Task brief:
Scan the listing below. Report each line that includes "Tilinpäätöstiedote".

Data entries:

────────────────────

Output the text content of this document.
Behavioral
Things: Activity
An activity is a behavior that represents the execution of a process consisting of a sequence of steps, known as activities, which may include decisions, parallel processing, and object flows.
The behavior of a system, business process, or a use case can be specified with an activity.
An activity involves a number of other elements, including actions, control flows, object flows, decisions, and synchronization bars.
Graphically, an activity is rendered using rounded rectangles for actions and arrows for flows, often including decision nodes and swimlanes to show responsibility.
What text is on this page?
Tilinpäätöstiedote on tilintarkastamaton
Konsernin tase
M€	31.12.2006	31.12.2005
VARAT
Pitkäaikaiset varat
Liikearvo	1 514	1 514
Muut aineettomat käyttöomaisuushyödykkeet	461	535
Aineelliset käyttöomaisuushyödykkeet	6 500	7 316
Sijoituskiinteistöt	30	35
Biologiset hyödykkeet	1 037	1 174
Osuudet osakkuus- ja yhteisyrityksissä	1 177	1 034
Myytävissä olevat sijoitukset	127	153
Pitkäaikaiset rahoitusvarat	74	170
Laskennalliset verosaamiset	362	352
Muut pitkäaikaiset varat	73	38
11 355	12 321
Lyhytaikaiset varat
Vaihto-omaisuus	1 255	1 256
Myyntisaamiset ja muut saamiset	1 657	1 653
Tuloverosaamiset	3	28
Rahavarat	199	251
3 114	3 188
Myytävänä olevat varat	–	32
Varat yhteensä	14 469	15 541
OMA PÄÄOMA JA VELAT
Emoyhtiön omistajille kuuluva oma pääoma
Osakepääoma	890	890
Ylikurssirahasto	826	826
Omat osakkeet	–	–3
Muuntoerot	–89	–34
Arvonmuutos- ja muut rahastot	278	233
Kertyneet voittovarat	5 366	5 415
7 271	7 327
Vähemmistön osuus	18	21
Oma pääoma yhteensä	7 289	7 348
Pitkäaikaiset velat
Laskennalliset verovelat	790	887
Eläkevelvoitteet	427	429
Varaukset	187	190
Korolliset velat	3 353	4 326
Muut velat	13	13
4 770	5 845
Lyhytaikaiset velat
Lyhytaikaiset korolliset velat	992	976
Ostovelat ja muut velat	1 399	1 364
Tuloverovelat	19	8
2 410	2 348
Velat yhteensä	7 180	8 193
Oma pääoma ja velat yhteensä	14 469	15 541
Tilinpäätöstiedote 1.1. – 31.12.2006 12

────────────────────

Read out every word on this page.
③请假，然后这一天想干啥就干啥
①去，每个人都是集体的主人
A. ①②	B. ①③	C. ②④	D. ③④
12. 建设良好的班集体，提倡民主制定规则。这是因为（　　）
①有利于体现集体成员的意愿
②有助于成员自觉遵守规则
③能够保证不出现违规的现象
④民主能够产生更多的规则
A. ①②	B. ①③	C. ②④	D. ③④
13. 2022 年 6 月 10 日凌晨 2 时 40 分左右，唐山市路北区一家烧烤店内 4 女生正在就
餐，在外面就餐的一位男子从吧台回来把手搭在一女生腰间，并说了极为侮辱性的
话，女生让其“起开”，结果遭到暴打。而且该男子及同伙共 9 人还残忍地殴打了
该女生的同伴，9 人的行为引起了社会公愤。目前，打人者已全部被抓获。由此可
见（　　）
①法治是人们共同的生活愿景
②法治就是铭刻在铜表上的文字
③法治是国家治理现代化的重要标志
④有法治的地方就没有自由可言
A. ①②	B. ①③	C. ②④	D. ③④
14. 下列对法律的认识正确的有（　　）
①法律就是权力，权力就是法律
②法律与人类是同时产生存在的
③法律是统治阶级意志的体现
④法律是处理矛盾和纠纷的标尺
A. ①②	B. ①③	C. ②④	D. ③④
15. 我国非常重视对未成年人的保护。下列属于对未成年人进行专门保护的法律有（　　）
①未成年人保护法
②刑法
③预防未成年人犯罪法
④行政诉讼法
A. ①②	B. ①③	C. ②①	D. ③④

────────────────────

Full response:
Tilinpäätöstiedote on tilintarkastamaton
Tilinpäätöstiedote 1.1. – 31.12.2006 12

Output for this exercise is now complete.